■ **PROVIDED RECORDS**
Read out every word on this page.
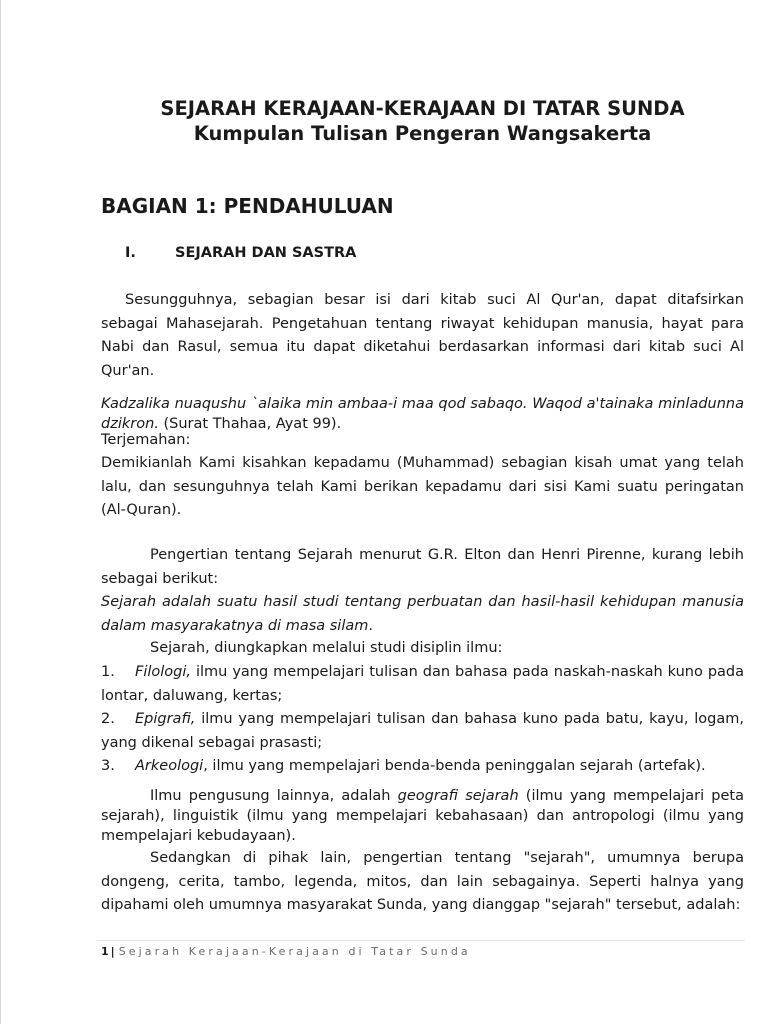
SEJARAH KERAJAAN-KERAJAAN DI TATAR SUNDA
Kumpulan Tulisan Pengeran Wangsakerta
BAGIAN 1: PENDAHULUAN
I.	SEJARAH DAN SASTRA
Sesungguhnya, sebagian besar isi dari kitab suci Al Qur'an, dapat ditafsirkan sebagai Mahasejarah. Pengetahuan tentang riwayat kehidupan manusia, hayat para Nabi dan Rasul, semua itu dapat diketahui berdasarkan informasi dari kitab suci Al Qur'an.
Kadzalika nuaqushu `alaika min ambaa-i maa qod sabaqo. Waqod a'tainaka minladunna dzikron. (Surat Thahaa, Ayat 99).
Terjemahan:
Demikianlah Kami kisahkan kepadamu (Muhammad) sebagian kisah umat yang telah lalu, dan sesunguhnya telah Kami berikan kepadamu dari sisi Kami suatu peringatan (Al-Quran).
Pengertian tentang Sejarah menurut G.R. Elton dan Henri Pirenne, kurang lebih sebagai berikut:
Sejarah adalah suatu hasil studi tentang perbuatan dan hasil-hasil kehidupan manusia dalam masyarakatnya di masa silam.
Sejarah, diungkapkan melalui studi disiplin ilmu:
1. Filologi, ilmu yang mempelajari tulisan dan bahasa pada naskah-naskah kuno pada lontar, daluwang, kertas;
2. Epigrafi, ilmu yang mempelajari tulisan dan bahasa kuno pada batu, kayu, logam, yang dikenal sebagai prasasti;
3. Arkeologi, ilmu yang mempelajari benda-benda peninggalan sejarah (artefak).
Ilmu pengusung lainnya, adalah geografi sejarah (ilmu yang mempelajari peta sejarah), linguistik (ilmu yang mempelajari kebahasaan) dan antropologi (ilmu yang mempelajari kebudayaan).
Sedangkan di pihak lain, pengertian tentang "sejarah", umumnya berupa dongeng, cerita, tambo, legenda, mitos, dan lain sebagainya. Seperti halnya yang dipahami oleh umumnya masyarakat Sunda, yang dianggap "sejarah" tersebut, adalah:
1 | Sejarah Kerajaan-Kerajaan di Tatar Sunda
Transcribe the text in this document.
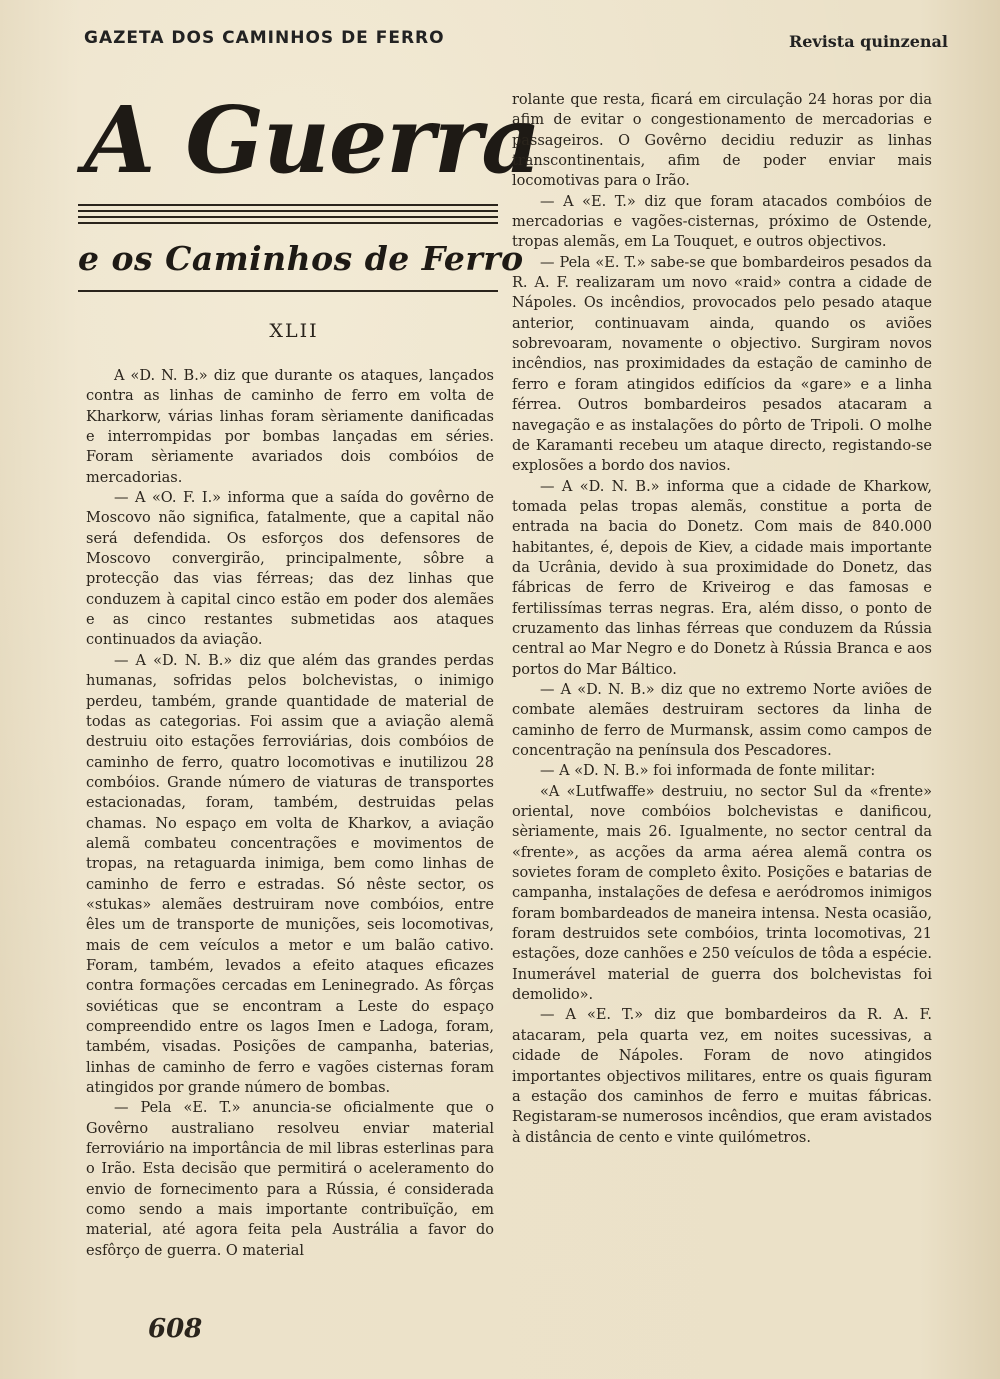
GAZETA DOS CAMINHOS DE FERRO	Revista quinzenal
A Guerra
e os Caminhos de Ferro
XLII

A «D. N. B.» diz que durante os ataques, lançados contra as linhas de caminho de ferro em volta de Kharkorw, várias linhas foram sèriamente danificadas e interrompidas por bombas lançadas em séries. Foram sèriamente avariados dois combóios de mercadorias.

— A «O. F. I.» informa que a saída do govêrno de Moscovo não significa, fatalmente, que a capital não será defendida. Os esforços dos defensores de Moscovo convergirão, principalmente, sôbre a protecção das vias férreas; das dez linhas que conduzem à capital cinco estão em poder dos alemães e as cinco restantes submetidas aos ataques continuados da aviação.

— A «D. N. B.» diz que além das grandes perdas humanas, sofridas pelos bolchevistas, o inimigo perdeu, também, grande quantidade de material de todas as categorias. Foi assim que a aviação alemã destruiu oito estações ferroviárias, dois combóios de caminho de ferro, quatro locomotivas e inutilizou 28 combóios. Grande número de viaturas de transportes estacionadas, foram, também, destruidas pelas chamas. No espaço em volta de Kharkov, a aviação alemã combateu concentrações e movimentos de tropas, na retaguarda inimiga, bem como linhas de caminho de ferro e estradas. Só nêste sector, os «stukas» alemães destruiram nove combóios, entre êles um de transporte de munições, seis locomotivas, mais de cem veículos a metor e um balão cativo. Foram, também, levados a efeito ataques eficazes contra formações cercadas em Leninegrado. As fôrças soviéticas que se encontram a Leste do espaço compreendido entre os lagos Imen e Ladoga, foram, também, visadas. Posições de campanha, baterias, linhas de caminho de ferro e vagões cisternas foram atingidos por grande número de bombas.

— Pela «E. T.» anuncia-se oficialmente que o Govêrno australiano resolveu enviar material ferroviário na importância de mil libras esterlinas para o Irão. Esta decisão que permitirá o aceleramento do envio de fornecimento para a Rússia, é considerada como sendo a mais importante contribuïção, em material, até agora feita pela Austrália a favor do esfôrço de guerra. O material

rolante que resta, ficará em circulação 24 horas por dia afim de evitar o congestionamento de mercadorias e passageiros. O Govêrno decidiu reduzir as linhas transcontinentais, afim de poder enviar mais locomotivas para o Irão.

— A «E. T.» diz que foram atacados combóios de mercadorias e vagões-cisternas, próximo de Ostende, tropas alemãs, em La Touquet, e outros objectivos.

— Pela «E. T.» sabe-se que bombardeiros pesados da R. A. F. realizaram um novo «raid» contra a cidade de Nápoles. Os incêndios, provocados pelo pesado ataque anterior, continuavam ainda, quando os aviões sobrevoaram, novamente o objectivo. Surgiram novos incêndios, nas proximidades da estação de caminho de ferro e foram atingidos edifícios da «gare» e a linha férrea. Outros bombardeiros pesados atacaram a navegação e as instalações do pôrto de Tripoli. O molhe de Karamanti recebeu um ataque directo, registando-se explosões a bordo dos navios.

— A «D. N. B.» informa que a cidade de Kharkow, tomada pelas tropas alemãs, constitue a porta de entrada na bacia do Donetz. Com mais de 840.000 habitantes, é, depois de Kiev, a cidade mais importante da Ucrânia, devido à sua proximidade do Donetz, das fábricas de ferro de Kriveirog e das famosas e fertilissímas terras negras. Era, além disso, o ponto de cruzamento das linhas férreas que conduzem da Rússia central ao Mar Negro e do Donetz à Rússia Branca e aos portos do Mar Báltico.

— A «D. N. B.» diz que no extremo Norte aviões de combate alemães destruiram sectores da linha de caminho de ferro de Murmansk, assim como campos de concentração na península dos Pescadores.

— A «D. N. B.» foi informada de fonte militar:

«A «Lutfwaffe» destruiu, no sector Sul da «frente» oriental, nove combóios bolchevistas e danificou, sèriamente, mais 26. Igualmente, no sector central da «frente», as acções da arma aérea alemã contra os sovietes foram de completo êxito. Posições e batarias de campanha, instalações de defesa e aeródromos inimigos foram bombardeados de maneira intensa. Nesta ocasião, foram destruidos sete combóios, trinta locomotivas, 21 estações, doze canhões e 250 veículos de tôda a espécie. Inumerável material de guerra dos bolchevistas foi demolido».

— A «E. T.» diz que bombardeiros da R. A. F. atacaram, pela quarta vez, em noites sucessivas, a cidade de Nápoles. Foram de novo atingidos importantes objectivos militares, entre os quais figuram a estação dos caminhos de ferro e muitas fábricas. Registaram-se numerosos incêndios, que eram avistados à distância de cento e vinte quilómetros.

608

■ **TASK DIRECTIONS**
Images should not appear in the copy; retype the listing above exactly.

■ **CORRECT OUTPUT**
Read out every word on this page.
SEJARAH KERAJAAN-KERAJAAN DI TATAR SUNDA
Kumpulan Tulisan Pengeran Wangsakerta
BAGIAN 1: PENDAHULUAN
I.	SEJARAH DAN SASTRA
Sesungguhnya, sebagian besar isi dari kitab suci Al Qur'an, dapat ditafsirkan sebagai Mahasejarah. Pengetahuan tentang riwayat kehidupan manusia, hayat para Nabi dan Rasul, semua itu dapat diketahui berdasarkan informasi dari kitab suci Al Qur'an.
Kadzalika nuaqushu `alaika min ambaa-i maa qod sabaqo. Waqod a'tainaka minladunna dzikron. (Surat Thahaa, Ayat 99).
Terjemahan:
Demikianlah Kami kisahkan kepadamu (Muhammad) sebagian kisah umat yang telah lalu, dan sesunguhnya telah Kami berikan kepadamu dari sisi Kami suatu peringatan (Al-Quran).
Pengertian tentang Sejarah menurut G.R. Elton dan Henri Pirenne, kurang lebih sebagai berikut:
Sejarah adalah suatu hasil studi tentang perbuatan dan hasil-hasil kehidupan manusia dalam masyarakatnya di masa silam.
Sejarah, diungkapkan melalui studi disiplin ilmu:
1. Filologi, ilmu yang mempelajari tulisan dan bahasa pada naskah-naskah kuno pada lontar, daluwang, kertas;
2. Epigrafi, ilmu yang mempelajari tulisan dan bahasa kuno pada batu, kayu, logam, yang dikenal sebagai prasasti;
3. Arkeologi, ilmu yang mempelajari benda-benda peninggalan sejarah (artefak).
Ilmu pengusung lainnya, adalah geografi sejarah (ilmu yang mempelajari peta sejarah), linguistik (ilmu yang mempelajari kebahasaan) dan antropologi (ilmu yang mempelajari kebudayaan).
Sedangkan di pihak lain, pengertian tentang "sejarah", umumnya berupa dongeng, cerita, tambo, legenda, mitos, dan lain sebagainya. Seperti halnya yang dipahami oleh umumnya masyarakat Sunda, yang dianggap "sejarah" tersebut, adalah:
1 | Sejarah Kerajaan-Kerajaan di Tatar Sunda
Transcribe the text in this document.
GAZETA DOS CAMINHOS DE FERRO	Revista quinzenal
A Guerra
e os Caminhos de Ferro
XLII

A «D. N. B.» diz que durante os ataques, lançados contra as linhas de caminho de ferro em volta de Kharkorw, várias linhas foram sèriamente danificadas e interrompidas por bombas lançadas em séries. Foram sèriamente avariados dois combóios de mercadorias.

— A «O. F. I.» informa que a saída do govêrno de Moscovo não significa, fatalmente, que a capital não será defendida. Os esforços dos defensores de Moscovo convergirão, principalmente, sôbre a protecção das vias férreas; das dez linhas que conduzem à capital cinco estão em poder dos alemães e as cinco restantes submetidas aos ataques continuados da aviação.

— A «D. N. B.» diz que além das grandes perdas humanas, sofridas pelos bolchevistas, o inimigo perdeu, também, grande quantidade de material de todas as categorias. Foi assim que a aviação alemã destruiu oito estações ferroviárias, dois combóios de caminho de ferro, quatro locomotivas e inutilizou 28 combóios. Grande número de viaturas de transportes estacionadas, foram, também, destruidas pelas chamas. No espaço em volta de Kharkov, a aviação alemã combateu concentrações e movimentos de tropas, na retaguarda inimiga, bem como linhas de caminho de ferro e estradas. Só nêste sector, os «stukas» alemães destruiram nove combóios, entre êles um de transporte de munições, seis locomotivas, mais de cem veículos a metor e um balão cativo. Foram, também, levados a efeito ataques eficazes contra formações cercadas em Leninegrado. As fôrças soviéticas que se encontram a Leste do espaço compreendido entre os lagos Imen e Ladoga, foram, também, visadas. Posições de campanha, baterias, linhas de caminho de ferro e vagões cisternas foram atingidos por grande número de bombas.

— Pela «E. T.» anuncia-se oficialmente que o Govêrno australiano resolveu enviar material ferroviário na importância de mil libras esterlinas para o Irão. Esta decisão que permitirá o aceleramento do envio de fornecimento para a Rússia, é considerada como sendo a mais importante contribuïção, em material, até agora feita pela Austrália a favor do esfôrço de guerra. O material

rolante que resta, ficará em circulação 24 horas por dia afim de evitar o congestionamento de mercadorias e passageiros. O Govêrno decidiu reduzir as linhas transcontinentais, afim de poder enviar mais locomotivas para o Irão.

— A «E. T.» diz que foram atacados combóios de mercadorias e vagões-cisternas, próximo de Ostende, tropas alemãs, em La Touquet, e outros objectivos.

— Pela «E. T.» sabe-se que bombardeiros pesados da R. A. F. realizaram um novo «raid» contra a cidade de Nápoles. Os incêndios, provocados pelo pesado ataque anterior, continuavam ainda, quando os aviões sobrevoaram, novamente o objectivo. Surgiram novos incêndios, nas proximidades da estação de caminho de ferro e foram atingidos edifícios da «gare» e a linha férrea. Outros bombardeiros pesados atacaram a navegação e as instalações do pôrto de Tripoli. O molhe de Karamanti recebeu um ataque directo, registando-se explosões a bordo dos navios.

— A «D. N. B.» informa que a cidade de Kharkow, tomada pelas tropas alemãs, constitue a porta de entrada na bacia do Donetz. Com mais de 840.000 habitantes, é, depois de Kiev, a cidade mais importante da Ucrânia, devido à sua proximidade do Donetz, das fábricas de ferro de Kriveirog e das famosas e fertilissímas terras negras. Era, além disso, o ponto de cruzamento das linhas férreas que conduzem da Rússia central ao Mar Negro e do Donetz à Rússia Branca e aos portos do Mar Báltico.

— A «D. N. B.» diz que no extremo Norte aviões de combate alemães destruiram sectores da linha de caminho de ferro de Murmansk, assim como campos de concentração na península dos Pescadores.

— A «D. N. B.» foi informada de fonte militar:

«A «Lutfwaffe» destruiu, no sector Sul da «frente» oriental, nove combóios bolchevistas e danificou, sèriamente, mais 26. Igualmente, no sector central da «frente», as acções da arma aérea alemã contra os sovietes foram de completo êxito. Posições e batarias de campanha, instalações de defesa e aeródromos inimigos foram bombardeados de maneira intensa. Nesta ocasião, foram destruidos sete combóios, trinta locomotivas, 21 estações, doze canhões e 250 veículos de tôda a espécie. Inumerável material de guerra dos bolchevistas foi demolido».

— A «E. T.» diz que bombardeiros da R. A. F. atacaram, pela quarta vez, em noites sucessivas, a cidade de Nápoles. Foram de novo atingidos importantes objectivos militares, entre os quais figuram a estação dos caminhos de ferro e muitas fábricas. Registaram-se numerosos incêndios, que eram avistados à distância de cento e vinte quilómetros.

608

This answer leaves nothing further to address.